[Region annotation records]

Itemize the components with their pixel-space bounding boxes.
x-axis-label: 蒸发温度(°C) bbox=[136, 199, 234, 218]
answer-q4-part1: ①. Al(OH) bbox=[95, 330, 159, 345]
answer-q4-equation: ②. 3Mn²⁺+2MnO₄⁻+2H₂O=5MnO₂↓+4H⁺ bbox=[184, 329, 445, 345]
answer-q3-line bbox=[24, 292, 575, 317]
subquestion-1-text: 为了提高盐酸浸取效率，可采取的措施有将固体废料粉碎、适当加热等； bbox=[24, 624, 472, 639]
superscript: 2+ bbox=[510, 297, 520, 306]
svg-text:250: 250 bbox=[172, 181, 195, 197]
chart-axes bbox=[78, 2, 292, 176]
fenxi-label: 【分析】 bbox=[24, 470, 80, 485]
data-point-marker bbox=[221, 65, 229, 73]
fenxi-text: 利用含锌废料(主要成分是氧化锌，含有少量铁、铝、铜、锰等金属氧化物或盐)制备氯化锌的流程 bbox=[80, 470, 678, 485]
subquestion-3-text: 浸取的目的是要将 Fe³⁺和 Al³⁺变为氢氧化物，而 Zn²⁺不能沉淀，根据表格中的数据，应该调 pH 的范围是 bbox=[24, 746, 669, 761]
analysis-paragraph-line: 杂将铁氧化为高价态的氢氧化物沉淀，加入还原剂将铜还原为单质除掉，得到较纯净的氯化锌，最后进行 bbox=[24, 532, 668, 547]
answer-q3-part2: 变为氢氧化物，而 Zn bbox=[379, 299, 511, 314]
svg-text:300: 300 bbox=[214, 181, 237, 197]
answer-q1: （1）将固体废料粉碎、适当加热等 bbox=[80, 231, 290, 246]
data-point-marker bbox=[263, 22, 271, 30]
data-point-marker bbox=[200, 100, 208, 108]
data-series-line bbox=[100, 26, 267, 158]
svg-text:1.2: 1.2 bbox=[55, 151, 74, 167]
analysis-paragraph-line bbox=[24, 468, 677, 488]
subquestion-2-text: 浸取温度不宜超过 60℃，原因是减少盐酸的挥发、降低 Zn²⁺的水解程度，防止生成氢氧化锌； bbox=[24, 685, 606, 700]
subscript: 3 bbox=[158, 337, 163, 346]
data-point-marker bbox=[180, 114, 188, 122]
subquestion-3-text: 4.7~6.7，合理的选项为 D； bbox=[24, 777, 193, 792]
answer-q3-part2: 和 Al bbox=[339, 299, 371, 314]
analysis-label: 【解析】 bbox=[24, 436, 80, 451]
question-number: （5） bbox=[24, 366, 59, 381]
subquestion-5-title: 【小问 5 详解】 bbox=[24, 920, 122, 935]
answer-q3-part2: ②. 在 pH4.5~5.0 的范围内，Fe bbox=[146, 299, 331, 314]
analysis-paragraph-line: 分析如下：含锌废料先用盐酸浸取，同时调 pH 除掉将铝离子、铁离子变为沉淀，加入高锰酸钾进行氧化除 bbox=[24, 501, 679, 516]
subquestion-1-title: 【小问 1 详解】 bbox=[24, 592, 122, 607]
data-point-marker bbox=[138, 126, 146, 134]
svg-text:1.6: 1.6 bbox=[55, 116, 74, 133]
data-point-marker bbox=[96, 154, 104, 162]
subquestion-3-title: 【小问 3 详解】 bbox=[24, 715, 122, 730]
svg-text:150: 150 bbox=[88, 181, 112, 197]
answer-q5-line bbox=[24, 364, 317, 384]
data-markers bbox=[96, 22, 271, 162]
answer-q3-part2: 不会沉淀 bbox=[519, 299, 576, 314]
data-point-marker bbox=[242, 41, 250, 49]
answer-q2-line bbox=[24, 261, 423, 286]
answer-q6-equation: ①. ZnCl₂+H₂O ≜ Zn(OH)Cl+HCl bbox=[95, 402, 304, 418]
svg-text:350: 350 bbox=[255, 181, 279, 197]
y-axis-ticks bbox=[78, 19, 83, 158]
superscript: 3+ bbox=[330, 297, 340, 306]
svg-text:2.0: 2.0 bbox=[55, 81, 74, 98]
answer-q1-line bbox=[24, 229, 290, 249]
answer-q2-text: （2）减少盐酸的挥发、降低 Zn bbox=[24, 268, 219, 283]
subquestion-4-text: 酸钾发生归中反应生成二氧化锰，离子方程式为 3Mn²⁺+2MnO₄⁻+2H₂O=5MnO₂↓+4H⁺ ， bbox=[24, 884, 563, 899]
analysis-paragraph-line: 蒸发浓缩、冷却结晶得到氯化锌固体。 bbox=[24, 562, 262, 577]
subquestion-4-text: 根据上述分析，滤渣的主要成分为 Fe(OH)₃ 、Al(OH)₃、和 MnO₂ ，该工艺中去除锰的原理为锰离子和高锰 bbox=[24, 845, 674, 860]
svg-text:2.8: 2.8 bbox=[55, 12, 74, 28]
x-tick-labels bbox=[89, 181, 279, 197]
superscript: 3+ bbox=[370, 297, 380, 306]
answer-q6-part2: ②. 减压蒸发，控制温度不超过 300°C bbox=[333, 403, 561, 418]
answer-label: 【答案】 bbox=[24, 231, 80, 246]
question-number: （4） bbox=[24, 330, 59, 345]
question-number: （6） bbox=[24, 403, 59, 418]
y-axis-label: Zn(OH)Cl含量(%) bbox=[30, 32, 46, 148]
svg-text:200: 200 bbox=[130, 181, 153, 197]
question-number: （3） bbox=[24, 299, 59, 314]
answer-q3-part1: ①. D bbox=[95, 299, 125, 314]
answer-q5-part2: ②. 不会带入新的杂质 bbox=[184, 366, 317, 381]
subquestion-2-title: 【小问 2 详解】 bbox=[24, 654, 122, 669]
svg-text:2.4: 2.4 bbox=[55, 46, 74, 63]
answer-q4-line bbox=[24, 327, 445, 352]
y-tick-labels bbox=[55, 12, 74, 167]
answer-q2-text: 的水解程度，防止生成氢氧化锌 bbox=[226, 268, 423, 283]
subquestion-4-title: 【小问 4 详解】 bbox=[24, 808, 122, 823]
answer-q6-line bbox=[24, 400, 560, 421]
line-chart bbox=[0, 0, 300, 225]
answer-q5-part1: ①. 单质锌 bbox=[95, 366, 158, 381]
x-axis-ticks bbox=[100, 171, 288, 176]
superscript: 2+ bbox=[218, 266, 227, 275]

## Job
Can you reproduce every entry above line for line, without changing a single character?

## Written response
Itemize the components with their pixel-space bounding boxes.
x-axis-label: 蒸发温度(°C) bbox=[136, 199, 234, 218]
answer-q4-part1: ①. Al(OH) bbox=[95, 330, 159, 345]
answer-q4-equation: ②. 3Mn²⁺+2MnO₄⁻+2H₂O=5MnO₂↓+4H⁺ bbox=[184, 329, 445, 345]
answer-q3-line bbox=[24, 292, 575, 317]
subquestion-1-text: 为了提高盐酸浸取效率，可采取的措施有将固体废料粉碎、适当加热等； bbox=[24, 624, 472, 639]
superscript: 2+ bbox=[510, 297, 520, 306]
svg-text:250: 250 bbox=[172, 181, 195, 197]
chart-axes bbox=[78, 2, 292, 176]
fenxi-label: 【分析】 bbox=[24, 470, 80, 485]
data-point-marker bbox=[221, 65, 229, 73]
fenxi-text: 利用含锌废料(主要成分是氧化锌，含有少量铁、铝、铜、锰等金属氧化物或盐)制备氯化锌的流程 bbox=[80, 470, 678, 485]
subquestion-3-text: 浸取的目的是要将 Fe³⁺和 Al³⁺变为氢氧化物，而 Zn²⁺不能沉淀，根据表格中的数据，应该调 pH 的范围是 bbox=[24, 746, 669, 761]
analysis-paragraph-line: 杂将铁氧化为高价态的氢氧化物沉淀，加入还原剂将铜还原为单质除掉，得到较纯净的氯化锌，最后进行 bbox=[24, 532, 668, 547]
answer-q3-part2: 变为氢氧化物，而 Zn bbox=[379, 299, 511, 314]
svg-text:300: 300 bbox=[214, 181, 237, 197]
answer-q1: （1）将固体废料粉碎、适当加热等 bbox=[80, 231, 290, 246]
data-point-marker bbox=[263, 22, 271, 30]
data-point-marker bbox=[200, 100, 208, 108]
data-series-line bbox=[100, 26, 267, 158]
svg-text:1.2: 1.2 bbox=[55, 151, 74, 167]
analysis-paragraph-line bbox=[24, 468, 677, 488]
subquestion-2-text: 浸取温度不宜超过 60℃，原因是减少盐酸的挥发、降低 Zn²⁺的水解程度，防止生成氢氧化锌； bbox=[24, 685, 606, 700]
subscript: 3 bbox=[158, 337, 163, 346]
data-point-marker bbox=[180, 114, 188, 122]
subquestion-3-text: 4.7~6.7，合理的选项为 D； bbox=[24, 777, 193, 792]
answer-q3-part2: 和 Al bbox=[339, 299, 371, 314]
analysis-label: 【解析】 bbox=[24, 436, 80, 451]
question-number: （5） bbox=[24, 366, 59, 381]
subquestion-5-title: 【小问 5 详解】 bbox=[24, 920, 122, 935]
answer-q3-part2: ②. 在 pH4.5~5.0 的范围内，Fe bbox=[146, 299, 331, 314]
analysis-paragraph-line: 分析如下：含锌废料先用盐酸浸取，同时调 pH 除掉将铝离子、铁离子变为沉淀，加入高锰酸钾进行氧化除 bbox=[24, 501, 679, 516]
subquestion-1-title: 【小问 1 详解】 bbox=[24, 592, 122, 607]
data-point-marker bbox=[138, 126, 146, 134]
svg-text:1.6: 1.6 bbox=[55, 116, 74, 133]
data-point-marker bbox=[96, 154, 104, 162]
subquestion-3-title: 【小问 3 详解】 bbox=[24, 715, 122, 730]
svg-text:150: 150 bbox=[88, 181, 112, 197]
answer-q5-line bbox=[24, 364, 317, 384]
data-markers bbox=[96, 22, 271, 162]
answer-q3-part2: 不会沉淀 bbox=[519, 299, 576, 314]
data-point-marker bbox=[242, 41, 250, 49]
answer-q2-line bbox=[24, 261, 423, 286]
answer-q6-equation: ①. ZnCl₂+H₂O ≜ Zn(OH)Cl+HCl bbox=[95, 402, 304, 418]
svg-text:350: 350 bbox=[255, 181, 279, 197]
y-axis-ticks bbox=[78, 19, 83, 158]
superscript: 3+ bbox=[330, 297, 340, 306]
svg-text:2.0: 2.0 bbox=[55, 81, 74, 98]
answer-q1-line bbox=[24, 229, 290, 249]
answer-q2-text: （2）减少盐酸的挥发、降低 Zn bbox=[24, 268, 219, 283]
subquestion-4-text: 酸钾发生归中反应生成二氧化锰，离子方程式为 3Mn²⁺+2MnO₄⁻+2H₂O=5MnO₂↓+4H⁺ ， bbox=[24, 884, 563, 899]
analysis-paragraph-line: 蒸发浓缩、冷却结晶得到氯化锌固体。 bbox=[24, 562, 262, 577]
subquestion-4-text: 根据上述分析，滤渣的主要成分为 Fe(OH)₃ 、Al(OH)₃、和 MnO₂ ，该工艺中去除锰的原理为锰离子和高锰 bbox=[24, 845, 674, 860]
svg-text:2.8: 2.8 bbox=[55, 12, 74, 28]
x-tick-labels bbox=[89, 181, 279, 197]
superscript: 3+ bbox=[370, 297, 380, 306]
answer-q6-part2: ②. 减压蒸发，控制温度不超过 300°C bbox=[333, 403, 561, 418]
answer-label: 【答案】 bbox=[24, 231, 80, 246]
question-number: （4） bbox=[24, 330, 59, 345]
question-number: （6） bbox=[24, 403, 59, 418]
y-axis-label: Zn(OH)Cl含量(%) bbox=[30, 32, 46, 148]
svg-text:200: 200 bbox=[130, 181, 153, 197]
question-number: （3） bbox=[24, 299, 59, 314]
answer-q3-part1: ①. D bbox=[95, 299, 125, 314]
answer-q5-part2: ②. 不会带入新的杂质 bbox=[184, 366, 317, 381]
subquestion-2-title: 【小问 2 详解】 bbox=[24, 654, 122, 669]
svg-text:2.4: 2.4 bbox=[55, 46, 74, 63]
answer-q4-line bbox=[24, 327, 445, 352]
y-tick-labels bbox=[55, 12, 74, 167]
answer-q2-text: 的水解程度，防止生成氢氧化锌 bbox=[226, 268, 423, 283]
subquestion-4-title: 【小问 4 详解】 bbox=[24, 808, 122, 823]
answer-q6-line bbox=[24, 400, 560, 421]
line-chart bbox=[0, 0, 300, 225]
answer-q5-part1: ①. 单质锌 bbox=[95, 366, 158, 381]
x-axis-ticks bbox=[100, 171, 288, 176]
superscript: 2+ bbox=[218, 266, 227, 275]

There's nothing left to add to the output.